▶ [Exercise aim]
A single number is the answer here: how many lines of the entries contain "annotation"?

▶ [Provided material]
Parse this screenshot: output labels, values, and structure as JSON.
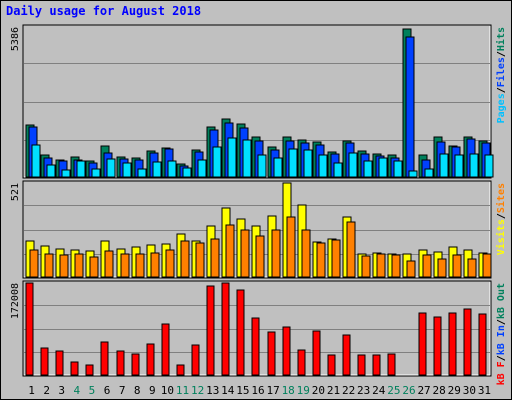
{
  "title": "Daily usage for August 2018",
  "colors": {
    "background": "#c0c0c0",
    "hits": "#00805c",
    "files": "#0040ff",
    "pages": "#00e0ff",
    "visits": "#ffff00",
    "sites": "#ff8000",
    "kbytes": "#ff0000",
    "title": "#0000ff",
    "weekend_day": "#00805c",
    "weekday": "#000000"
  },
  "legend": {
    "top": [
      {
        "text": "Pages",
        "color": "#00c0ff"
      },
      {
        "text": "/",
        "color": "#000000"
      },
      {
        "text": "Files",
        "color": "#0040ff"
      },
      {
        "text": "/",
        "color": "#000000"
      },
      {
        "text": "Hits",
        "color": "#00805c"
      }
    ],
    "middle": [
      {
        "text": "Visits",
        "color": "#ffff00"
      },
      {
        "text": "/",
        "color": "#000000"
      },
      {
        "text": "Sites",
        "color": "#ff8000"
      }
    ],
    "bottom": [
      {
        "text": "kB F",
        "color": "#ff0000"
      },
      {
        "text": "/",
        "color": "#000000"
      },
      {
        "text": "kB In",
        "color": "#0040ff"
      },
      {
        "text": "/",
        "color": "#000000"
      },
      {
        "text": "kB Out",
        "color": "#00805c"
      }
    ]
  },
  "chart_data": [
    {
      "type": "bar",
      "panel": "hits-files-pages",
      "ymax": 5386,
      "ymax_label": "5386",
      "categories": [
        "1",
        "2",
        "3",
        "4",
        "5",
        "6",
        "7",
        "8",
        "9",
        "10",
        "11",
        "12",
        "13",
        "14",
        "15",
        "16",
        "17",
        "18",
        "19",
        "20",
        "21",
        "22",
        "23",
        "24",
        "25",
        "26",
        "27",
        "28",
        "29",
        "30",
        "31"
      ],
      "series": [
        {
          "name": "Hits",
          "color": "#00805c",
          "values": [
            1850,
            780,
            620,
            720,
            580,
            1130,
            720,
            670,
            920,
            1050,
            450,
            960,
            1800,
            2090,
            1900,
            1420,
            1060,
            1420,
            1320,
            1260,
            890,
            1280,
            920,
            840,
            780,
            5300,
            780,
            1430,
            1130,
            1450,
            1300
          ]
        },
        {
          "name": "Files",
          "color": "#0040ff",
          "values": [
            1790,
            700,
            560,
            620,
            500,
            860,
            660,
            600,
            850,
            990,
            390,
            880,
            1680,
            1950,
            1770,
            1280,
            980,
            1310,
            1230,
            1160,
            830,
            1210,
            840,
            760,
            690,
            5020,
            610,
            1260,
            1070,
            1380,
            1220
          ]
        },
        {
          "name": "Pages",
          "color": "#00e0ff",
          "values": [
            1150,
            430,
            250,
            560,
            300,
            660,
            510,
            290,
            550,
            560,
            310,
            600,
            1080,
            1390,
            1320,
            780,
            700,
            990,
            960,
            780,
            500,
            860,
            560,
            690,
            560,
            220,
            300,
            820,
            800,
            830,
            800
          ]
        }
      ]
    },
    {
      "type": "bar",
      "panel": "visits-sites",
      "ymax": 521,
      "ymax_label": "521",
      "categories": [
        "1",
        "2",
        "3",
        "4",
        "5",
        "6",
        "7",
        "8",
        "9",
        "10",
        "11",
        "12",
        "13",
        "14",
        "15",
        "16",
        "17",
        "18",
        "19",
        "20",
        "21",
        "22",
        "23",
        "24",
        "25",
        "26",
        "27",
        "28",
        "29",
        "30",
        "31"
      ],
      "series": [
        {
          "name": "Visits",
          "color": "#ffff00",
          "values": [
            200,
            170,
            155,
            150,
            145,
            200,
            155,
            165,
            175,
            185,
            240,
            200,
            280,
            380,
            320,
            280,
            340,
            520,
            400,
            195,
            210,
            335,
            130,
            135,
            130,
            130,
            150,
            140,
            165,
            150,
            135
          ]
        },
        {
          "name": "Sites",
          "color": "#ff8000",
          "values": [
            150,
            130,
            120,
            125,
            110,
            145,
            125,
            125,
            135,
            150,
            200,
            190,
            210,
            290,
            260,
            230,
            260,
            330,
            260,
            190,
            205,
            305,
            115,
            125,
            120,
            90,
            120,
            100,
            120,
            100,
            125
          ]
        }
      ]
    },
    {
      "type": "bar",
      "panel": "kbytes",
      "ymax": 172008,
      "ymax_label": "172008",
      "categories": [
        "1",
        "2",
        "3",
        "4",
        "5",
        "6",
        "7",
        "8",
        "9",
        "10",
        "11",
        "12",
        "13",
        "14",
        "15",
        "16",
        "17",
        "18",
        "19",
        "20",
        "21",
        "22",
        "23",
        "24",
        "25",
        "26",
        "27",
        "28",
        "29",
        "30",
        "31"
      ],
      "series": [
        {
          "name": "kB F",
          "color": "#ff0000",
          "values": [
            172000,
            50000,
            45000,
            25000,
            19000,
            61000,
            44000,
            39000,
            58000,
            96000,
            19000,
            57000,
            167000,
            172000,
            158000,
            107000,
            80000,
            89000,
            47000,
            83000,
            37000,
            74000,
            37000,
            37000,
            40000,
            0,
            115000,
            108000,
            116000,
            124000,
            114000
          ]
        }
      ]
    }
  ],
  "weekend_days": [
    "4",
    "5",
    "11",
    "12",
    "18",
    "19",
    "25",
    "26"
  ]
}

--

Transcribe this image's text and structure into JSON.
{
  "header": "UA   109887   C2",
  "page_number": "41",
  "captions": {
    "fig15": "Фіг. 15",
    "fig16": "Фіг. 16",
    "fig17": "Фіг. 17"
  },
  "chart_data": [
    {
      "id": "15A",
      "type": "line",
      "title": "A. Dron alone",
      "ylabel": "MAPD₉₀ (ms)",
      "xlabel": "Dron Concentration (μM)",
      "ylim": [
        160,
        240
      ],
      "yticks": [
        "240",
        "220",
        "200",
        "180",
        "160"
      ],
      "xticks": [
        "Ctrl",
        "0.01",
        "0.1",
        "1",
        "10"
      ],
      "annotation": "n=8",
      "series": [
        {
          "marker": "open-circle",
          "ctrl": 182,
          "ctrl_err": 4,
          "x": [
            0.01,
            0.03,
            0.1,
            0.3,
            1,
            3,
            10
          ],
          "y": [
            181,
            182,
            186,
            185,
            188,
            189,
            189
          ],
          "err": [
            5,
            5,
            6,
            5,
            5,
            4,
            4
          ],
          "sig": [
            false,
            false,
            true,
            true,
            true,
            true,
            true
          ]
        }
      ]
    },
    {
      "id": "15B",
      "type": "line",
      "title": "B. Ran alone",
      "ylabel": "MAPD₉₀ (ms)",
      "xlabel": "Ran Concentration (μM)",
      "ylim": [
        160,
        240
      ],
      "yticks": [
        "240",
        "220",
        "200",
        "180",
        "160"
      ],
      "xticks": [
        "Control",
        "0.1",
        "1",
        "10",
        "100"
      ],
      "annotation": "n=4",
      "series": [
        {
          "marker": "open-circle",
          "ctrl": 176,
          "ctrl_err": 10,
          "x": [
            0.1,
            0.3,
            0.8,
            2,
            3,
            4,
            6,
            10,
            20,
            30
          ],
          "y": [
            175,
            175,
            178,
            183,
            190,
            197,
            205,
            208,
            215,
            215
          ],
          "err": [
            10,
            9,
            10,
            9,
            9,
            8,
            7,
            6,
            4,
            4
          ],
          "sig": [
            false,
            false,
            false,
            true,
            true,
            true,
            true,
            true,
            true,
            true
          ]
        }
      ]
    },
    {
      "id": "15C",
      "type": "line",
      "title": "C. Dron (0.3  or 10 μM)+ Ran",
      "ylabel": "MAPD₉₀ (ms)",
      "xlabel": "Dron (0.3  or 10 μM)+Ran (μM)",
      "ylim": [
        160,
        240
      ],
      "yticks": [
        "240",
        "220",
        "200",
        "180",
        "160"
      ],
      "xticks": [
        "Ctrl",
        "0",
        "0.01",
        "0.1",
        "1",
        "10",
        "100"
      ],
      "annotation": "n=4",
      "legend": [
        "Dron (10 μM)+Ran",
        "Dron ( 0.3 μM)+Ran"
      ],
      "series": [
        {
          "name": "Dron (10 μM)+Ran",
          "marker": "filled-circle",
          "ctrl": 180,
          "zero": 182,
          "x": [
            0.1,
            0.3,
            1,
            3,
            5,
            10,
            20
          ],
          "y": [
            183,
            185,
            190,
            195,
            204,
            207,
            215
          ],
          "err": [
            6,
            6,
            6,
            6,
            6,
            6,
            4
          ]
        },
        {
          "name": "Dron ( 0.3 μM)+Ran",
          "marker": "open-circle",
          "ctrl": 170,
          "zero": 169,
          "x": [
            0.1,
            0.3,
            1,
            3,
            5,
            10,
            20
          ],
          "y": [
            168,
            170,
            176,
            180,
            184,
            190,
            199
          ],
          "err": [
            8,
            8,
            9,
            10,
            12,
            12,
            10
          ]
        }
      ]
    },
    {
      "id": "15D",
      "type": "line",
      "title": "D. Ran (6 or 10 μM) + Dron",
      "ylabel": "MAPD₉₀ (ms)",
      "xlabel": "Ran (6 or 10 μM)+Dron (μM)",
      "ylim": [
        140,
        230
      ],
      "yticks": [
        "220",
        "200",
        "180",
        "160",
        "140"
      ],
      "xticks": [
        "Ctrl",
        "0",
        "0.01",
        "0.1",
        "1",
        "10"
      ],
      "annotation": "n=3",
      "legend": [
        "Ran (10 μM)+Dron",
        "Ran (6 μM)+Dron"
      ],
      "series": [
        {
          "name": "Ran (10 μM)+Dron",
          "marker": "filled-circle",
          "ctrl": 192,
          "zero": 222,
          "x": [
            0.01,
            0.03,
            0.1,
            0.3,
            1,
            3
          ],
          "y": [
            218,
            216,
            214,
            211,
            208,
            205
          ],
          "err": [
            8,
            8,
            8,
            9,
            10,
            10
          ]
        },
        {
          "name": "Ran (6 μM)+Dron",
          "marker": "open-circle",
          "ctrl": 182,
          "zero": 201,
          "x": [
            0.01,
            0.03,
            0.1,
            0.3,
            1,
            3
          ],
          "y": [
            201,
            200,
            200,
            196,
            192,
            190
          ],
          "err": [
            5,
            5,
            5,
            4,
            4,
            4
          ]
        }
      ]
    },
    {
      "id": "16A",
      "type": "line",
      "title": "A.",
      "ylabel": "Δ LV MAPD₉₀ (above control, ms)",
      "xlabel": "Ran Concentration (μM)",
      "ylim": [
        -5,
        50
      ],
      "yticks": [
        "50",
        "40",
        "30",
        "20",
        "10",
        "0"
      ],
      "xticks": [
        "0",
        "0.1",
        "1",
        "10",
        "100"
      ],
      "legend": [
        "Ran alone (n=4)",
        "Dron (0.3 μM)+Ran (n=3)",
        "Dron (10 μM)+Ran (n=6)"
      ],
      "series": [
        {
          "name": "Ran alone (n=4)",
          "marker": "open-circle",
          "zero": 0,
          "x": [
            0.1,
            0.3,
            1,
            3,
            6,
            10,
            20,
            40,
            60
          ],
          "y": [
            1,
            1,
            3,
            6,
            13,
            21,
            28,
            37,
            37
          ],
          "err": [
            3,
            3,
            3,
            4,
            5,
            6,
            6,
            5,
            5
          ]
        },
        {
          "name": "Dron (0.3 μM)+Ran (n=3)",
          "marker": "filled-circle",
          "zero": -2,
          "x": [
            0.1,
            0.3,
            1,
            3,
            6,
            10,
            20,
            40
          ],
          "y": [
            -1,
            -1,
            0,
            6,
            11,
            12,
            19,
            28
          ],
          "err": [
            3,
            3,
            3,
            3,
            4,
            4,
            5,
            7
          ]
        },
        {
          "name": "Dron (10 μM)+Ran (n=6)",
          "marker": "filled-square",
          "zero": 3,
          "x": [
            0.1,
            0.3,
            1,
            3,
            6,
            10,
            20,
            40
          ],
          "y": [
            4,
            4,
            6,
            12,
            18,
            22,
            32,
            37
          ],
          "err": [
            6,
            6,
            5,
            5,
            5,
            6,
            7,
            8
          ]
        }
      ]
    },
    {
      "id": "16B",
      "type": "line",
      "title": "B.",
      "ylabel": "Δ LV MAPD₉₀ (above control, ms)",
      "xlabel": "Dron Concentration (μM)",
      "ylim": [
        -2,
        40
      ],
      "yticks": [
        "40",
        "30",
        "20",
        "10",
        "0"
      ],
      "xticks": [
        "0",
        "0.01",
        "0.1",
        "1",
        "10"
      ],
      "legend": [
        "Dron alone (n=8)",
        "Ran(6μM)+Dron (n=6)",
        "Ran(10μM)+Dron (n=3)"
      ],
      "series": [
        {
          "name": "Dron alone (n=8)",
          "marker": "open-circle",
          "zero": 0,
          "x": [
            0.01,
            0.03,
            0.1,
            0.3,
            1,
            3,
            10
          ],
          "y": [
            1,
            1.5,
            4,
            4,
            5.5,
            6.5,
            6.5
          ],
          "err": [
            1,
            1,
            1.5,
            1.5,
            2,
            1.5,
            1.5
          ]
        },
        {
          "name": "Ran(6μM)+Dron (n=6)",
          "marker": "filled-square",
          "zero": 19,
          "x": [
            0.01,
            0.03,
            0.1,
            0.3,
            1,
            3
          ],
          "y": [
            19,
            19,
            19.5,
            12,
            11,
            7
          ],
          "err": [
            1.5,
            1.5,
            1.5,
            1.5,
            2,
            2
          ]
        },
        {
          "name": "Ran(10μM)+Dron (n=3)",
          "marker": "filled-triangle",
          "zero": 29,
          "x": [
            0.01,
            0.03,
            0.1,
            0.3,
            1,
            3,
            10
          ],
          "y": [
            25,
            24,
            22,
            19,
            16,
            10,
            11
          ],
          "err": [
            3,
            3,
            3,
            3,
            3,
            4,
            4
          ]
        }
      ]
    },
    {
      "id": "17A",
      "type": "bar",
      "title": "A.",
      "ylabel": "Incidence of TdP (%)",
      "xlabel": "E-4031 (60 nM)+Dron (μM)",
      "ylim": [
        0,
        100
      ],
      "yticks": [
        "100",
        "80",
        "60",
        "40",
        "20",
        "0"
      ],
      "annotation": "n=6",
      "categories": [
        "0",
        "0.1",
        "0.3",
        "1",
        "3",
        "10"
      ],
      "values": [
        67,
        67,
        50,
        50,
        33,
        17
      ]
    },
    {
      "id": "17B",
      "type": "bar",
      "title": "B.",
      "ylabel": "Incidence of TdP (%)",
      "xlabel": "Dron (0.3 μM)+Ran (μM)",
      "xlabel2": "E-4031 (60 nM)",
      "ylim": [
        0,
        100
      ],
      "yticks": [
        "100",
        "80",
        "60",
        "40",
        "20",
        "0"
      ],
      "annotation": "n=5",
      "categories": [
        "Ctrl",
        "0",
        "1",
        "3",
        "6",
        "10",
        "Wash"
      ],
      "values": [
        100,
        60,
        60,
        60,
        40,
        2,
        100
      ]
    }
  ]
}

▶ [Final result]
6